Listed entries:

= = = = = = =

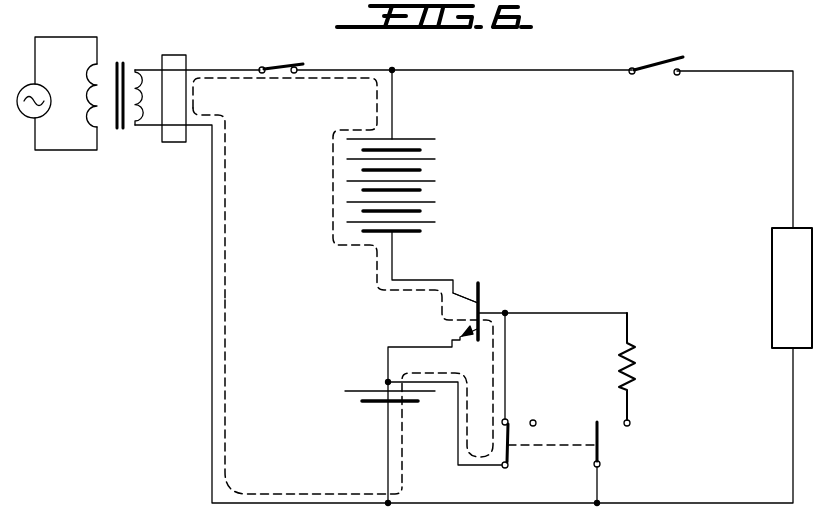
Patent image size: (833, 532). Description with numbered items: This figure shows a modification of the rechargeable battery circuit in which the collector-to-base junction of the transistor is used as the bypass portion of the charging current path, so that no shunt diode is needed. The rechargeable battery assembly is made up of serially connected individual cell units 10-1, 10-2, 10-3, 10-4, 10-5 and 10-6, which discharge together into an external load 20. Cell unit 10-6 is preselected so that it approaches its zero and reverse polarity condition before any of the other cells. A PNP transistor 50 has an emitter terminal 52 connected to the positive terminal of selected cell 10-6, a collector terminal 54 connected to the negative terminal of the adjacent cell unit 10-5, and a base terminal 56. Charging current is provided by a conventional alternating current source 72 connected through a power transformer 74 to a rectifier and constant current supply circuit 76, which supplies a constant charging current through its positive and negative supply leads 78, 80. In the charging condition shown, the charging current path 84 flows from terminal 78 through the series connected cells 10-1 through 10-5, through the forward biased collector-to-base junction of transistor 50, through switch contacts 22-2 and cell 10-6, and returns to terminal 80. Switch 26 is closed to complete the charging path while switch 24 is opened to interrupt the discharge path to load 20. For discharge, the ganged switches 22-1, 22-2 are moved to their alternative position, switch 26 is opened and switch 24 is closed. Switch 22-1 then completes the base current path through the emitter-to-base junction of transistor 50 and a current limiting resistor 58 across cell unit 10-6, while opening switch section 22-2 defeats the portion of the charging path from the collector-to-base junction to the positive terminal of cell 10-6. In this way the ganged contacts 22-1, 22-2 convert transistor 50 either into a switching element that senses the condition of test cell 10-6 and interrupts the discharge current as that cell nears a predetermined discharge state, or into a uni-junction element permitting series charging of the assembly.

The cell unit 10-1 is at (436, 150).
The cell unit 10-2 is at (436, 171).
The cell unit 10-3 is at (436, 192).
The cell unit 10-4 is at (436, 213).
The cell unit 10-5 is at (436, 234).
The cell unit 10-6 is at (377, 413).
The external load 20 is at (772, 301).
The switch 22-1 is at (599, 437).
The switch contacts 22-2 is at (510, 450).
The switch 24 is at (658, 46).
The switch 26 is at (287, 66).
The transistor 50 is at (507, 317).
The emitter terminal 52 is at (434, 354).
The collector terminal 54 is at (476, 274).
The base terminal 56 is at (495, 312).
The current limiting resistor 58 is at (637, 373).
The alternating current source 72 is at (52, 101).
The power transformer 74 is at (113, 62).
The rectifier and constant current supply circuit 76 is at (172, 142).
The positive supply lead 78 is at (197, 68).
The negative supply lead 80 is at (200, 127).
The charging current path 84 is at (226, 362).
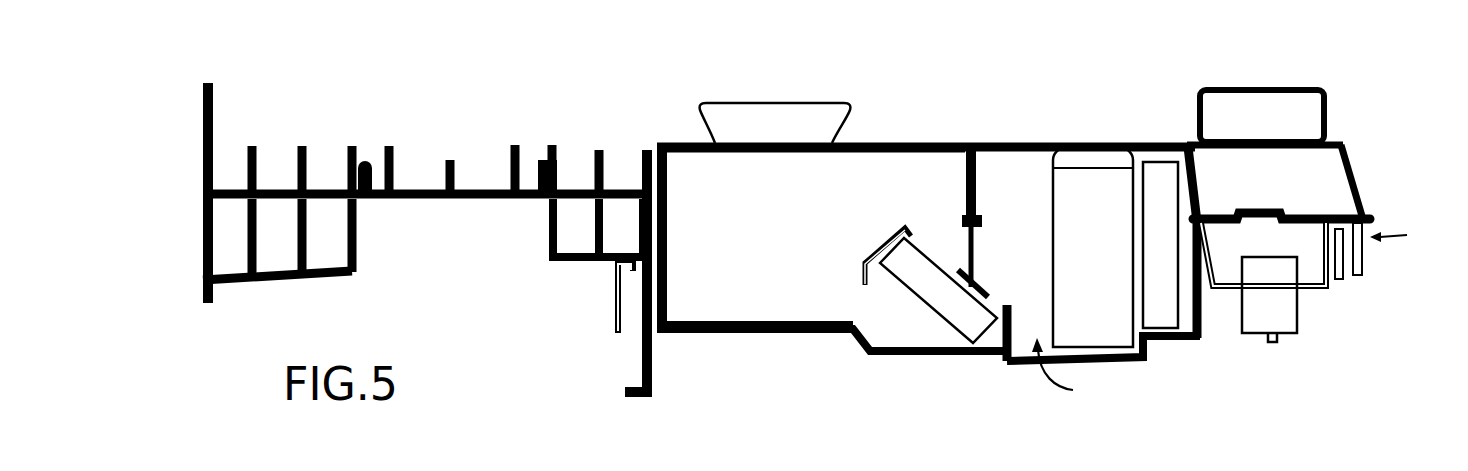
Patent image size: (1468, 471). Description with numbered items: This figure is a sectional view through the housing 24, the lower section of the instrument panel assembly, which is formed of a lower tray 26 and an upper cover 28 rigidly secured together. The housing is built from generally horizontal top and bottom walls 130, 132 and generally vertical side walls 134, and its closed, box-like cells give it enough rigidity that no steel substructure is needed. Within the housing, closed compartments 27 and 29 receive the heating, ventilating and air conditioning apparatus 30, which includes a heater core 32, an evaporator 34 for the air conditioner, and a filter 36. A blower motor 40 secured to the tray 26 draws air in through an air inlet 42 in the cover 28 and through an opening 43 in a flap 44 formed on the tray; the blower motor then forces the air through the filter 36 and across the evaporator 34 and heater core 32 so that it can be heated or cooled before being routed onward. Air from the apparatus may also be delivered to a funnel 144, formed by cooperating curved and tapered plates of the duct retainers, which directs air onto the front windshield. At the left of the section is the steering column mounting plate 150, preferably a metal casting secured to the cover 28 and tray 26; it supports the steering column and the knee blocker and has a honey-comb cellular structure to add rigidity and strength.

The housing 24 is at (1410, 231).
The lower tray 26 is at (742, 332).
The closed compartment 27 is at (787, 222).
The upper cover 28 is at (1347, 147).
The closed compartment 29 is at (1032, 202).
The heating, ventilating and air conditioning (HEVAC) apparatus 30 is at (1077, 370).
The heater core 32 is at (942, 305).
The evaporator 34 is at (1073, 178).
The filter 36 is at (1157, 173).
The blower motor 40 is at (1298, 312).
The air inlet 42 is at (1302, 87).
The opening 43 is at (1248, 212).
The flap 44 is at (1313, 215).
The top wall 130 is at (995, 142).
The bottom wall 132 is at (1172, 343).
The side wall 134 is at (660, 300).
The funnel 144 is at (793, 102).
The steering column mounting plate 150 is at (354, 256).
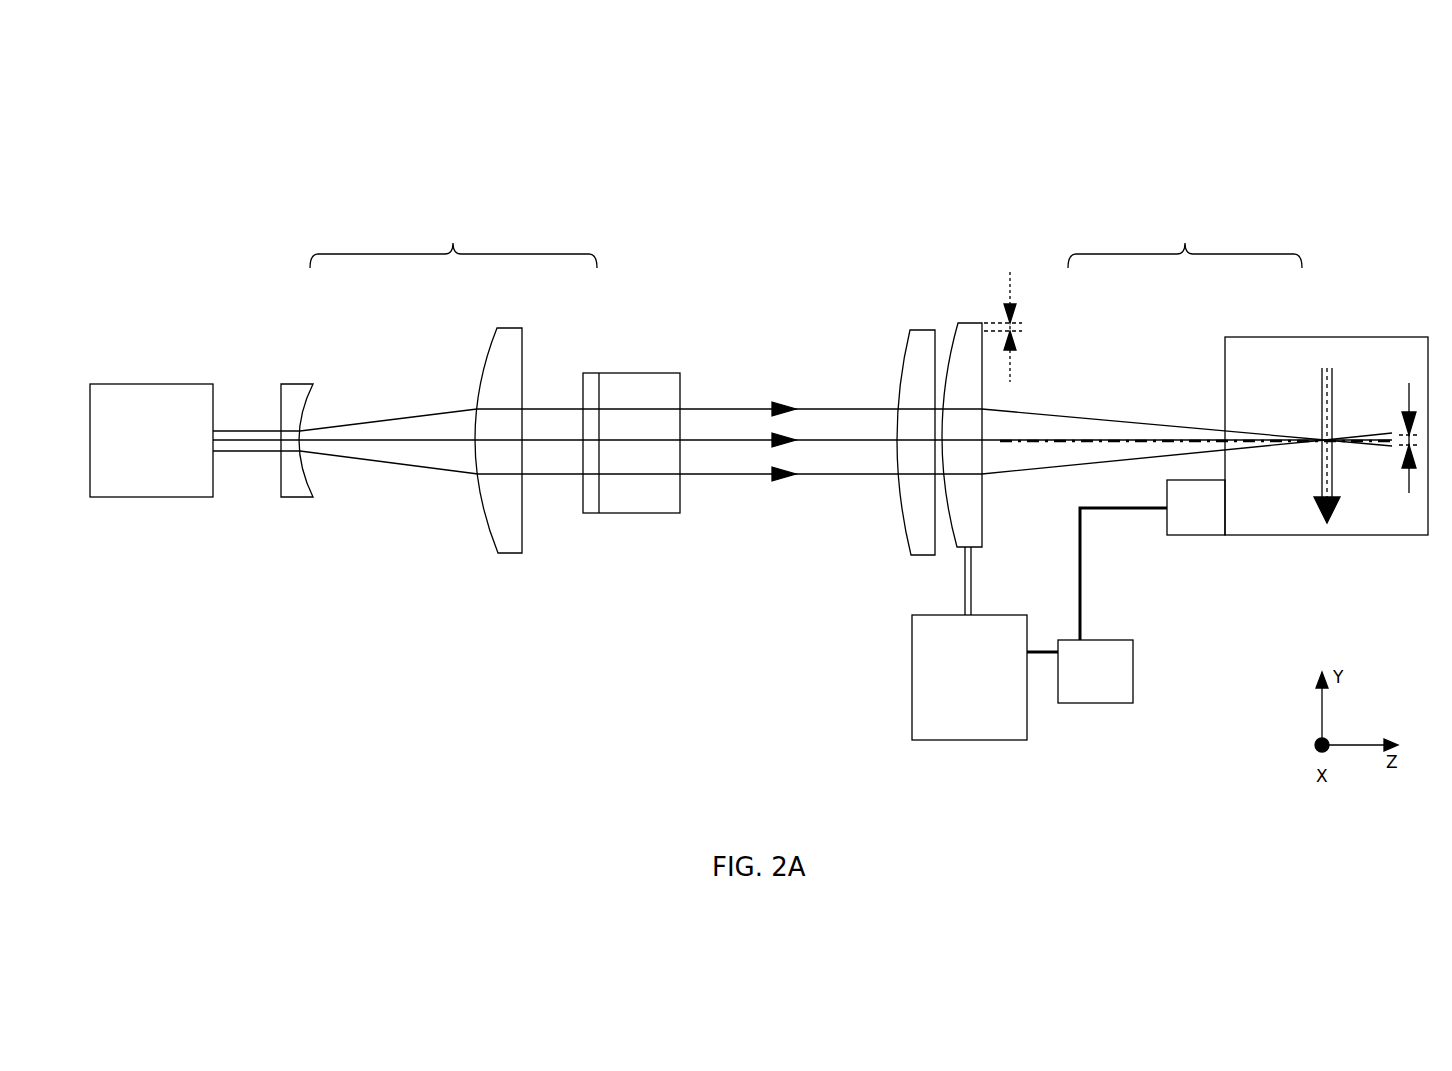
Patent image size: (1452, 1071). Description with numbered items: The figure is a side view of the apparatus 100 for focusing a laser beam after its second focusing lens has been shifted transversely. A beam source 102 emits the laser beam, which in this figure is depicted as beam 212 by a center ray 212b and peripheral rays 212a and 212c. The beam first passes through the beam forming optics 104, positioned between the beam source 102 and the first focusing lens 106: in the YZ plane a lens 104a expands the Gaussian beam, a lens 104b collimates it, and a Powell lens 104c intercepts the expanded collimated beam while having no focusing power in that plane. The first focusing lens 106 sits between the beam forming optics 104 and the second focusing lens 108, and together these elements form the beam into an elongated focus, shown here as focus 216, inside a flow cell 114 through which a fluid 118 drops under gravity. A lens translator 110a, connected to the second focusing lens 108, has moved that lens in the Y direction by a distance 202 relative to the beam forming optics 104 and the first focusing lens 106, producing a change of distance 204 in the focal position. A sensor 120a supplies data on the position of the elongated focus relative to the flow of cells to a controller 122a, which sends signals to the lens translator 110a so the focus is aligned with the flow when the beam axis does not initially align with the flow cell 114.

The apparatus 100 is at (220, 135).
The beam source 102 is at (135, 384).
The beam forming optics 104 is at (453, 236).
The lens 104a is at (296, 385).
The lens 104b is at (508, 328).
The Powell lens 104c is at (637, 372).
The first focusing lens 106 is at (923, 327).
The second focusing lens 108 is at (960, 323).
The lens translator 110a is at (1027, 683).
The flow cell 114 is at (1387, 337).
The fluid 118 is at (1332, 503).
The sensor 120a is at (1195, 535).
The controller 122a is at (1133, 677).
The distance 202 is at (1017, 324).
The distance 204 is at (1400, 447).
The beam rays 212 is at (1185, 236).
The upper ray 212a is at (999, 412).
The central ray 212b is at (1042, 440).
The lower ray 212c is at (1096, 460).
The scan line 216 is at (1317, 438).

= = = = = = =

Instructions for the task: Give the listing again exactly, excluding pictures.

Exercise answer:
Patent image size: (833, 532). Description with numbered items: This figure shows a modification of the rechargeable battery circuit in which the collector-to-base junction of the transistor is used as the bypass portion of the charging current path, so that no shunt diode is needed. The rechargeable battery assembly is made up of serially connected individual cell units 10-1, 10-2, 10-3, 10-4, 10-5 and 10-6, which discharge together into an external load 20. Cell unit 10-6 is preselected so that it approaches its zero and reverse polarity condition before any of the other cells. A PNP transistor 50 has an emitter terminal 52 connected to the positive terminal of selected cell 10-6, a collector terminal 54 connected to the negative terminal of the adjacent cell unit 10-5, and a base terminal 56. Charging current is provided by a conventional alternating current source 72 connected through a power transformer 74 to a rectifier and constant current supply circuit 76, which supplies a constant charging current through its positive and negative supply leads 78, 80. In the charging condition shown, the charging current path 84 flows from terminal 78 through the series connected cells 10-1 through 10-5, through the forward biased collector-to-base junction of transistor 50, through switch contacts 22-2 and cell 10-6, and returns to terminal 80. Switch 26 is closed to complete the charging path while switch 24 is opened to interrupt the discharge path to load 20. For discharge, the ganged switches 22-1, 22-2 are moved to their alternative position, switch 26 is opened and switch 24 is closed. Switch 22-1 then completes the base current path through the emitter-to-base junction of transistor 50 and a current limiting resistor 58 across cell unit 10-6, while opening switch section 22-2 defeats the portion of the charging path from the collector-to-base junction to the positive terminal of cell 10-6. In this way the ganged contacts 22-1, 22-2 convert transistor 50 either into a switching element that senses the condition of test cell 10-6 and interrupts the discharge current as that cell nears a predetermined discharge state, or into a uni-junction element permitting series charging of the assembly.

The cell unit 10-1 is at (436, 150).
The cell unit 10-2 is at (436, 171).
The cell unit 10-3 is at (436, 192).
The cell unit 10-4 is at (436, 213).
The cell unit 10-5 is at (436, 234).
The cell unit 10-6 is at (377, 413).
The external load 20 is at (772, 301).
The switch 22-1 is at (599, 437).
The switch contacts 22-2 is at (510, 450).
The switch 24 is at (658, 46).
The switch 26 is at (287, 66).
The transistor 50 is at (507, 317).
The emitter terminal 52 is at (434, 354).
The collector terminal 54 is at (476, 274).
The base terminal 56 is at (495, 312).
The current limiting resistor 58 is at (637, 373).
The alternating current source 72 is at (52, 101).
The power transformer 74 is at (113, 62).
The rectifier and constant current supply circuit 76 is at (172, 142).
The positive supply lead 78 is at (197, 68).
The negative supply lead 80 is at (200, 127).
The charging current path 84 is at (226, 362).
Patent image size: (1468, 471). Description with numbered items: This figure is a sectional view through the housing 24, the lower section of the instrument panel assembly, which is formed of a lower tray 26 and an upper cover 28 rigidly secured together. The housing is built from generally horizontal top and bottom walls 130, 132 and generally vertical side walls 134, and its closed, box-like cells give it enough rigidity that no steel substructure is needed. Within the housing, closed compartments 27 and 29 receive the heating, ventilating and air conditioning apparatus 30, which includes a heater core 32, an evaporator 34 for the air conditioner, and a filter 36. A blower motor 40 secured to the tray 26 draws air in through an air inlet 42 in the cover 28 and through an opening 43 in a flap 44 formed on the tray; the blower motor then forces the air through the filter 36 and across the evaporator 34 and heater core 32 so that it can be heated or cooled before being routed onward. Air from the apparatus may also be delivered to a funnel 144, formed by cooperating curved and tapered plates of the duct retainers, which directs air onto the front windshield. At the left of the section is the steering column mounting plate 150, preferably a metal casting secured to the cover 28 and tray 26; it supports the steering column and the knee blocker and has a honey-comb cellular structure to add rigidity and strength.

The housing 24 is at (1410, 231).
The lower tray 26 is at (742, 332).
The closed compartment 27 is at (787, 222).
The upper cover 28 is at (1347, 147).
The closed compartment 29 is at (1032, 202).
The heating, ventilating and air conditioning (HEVAC) apparatus 30 is at (1077, 370).
The heater core 32 is at (942, 305).
The evaporator 34 is at (1073, 178).
The filter 36 is at (1157, 173).
The blower motor 40 is at (1298, 312).
The air inlet 42 is at (1302, 87).
The opening 43 is at (1248, 212).
The flap 44 is at (1313, 215).
The top wall 130 is at (995, 142).
The bottom wall 132 is at (1172, 343).
The side wall 134 is at (660, 300).
The funnel 144 is at (793, 102).
The steering column mounting plate 150 is at (354, 256).
Patent image size: (1452, 1071). Description with numbered items: The figure is a side view of the apparatus 100 for focusing a laser beam after its second focusing lens has been shifted transversely. A beam source 102 emits the laser beam, which in this figure is depicted as beam 212 by a center ray 212b and peripheral rays 212a and 212c. The beam first passes through the beam forming optics 104, positioned between the beam source 102 and the first focusing lens 106: in the YZ plane a lens 104a expands the Gaussian beam, a lens 104b collimates it, and a Powell lens 104c intercepts the expanded collimated beam while having no focusing power in that plane. The first focusing lens 106 sits between the beam forming optics 104 and the second focusing lens 108, and together these elements form the beam into an elongated focus, shown here as focus 216, inside a flow cell 114 through which a fluid 118 drops under gravity. A lens translator 110a, connected to the second focusing lens 108, has moved that lens in the Y direction by a distance 202 relative to the beam forming optics 104 and the first focusing lens 106, producing a change of distance 204 in the focal position. A sensor 120a supplies data on the position of the elongated focus relative to the flow of cells to a controller 122a, which sends signals to the lens translator 110a so the focus is aligned with the flow when the beam axis does not initially align with the flow cell 114.

The apparatus 100 is at (220, 135).
The beam source 102 is at (135, 384).
The beam forming optics 104 is at (453, 236).
The lens 104a is at (296, 385).
The lens 104b is at (508, 328).
The Powell lens 104c is at (637, 372).
The first focusing lens 106 is at (923, 327).
The second focusing lens 108 is at (960, 323).
The lens translator 110a is at (1027, 683).
The flow cell 114 is at (1387, 337).
The fluid 118 is at (1332, 503).
The sensor 120a is at (1195, 535).
The controller 122a is at (1133, 677).
The distance 202 is at (1017, 324).
The distance 204 is at (1400, 447).
The beam rays 212 is at (1185, 236).
The upper ray 212a is at (999, 412).
The central ray 212b is at (1042, 440).
The lower ray 212c is at (1096, 460).
The scan line 216 is at (1317, 438).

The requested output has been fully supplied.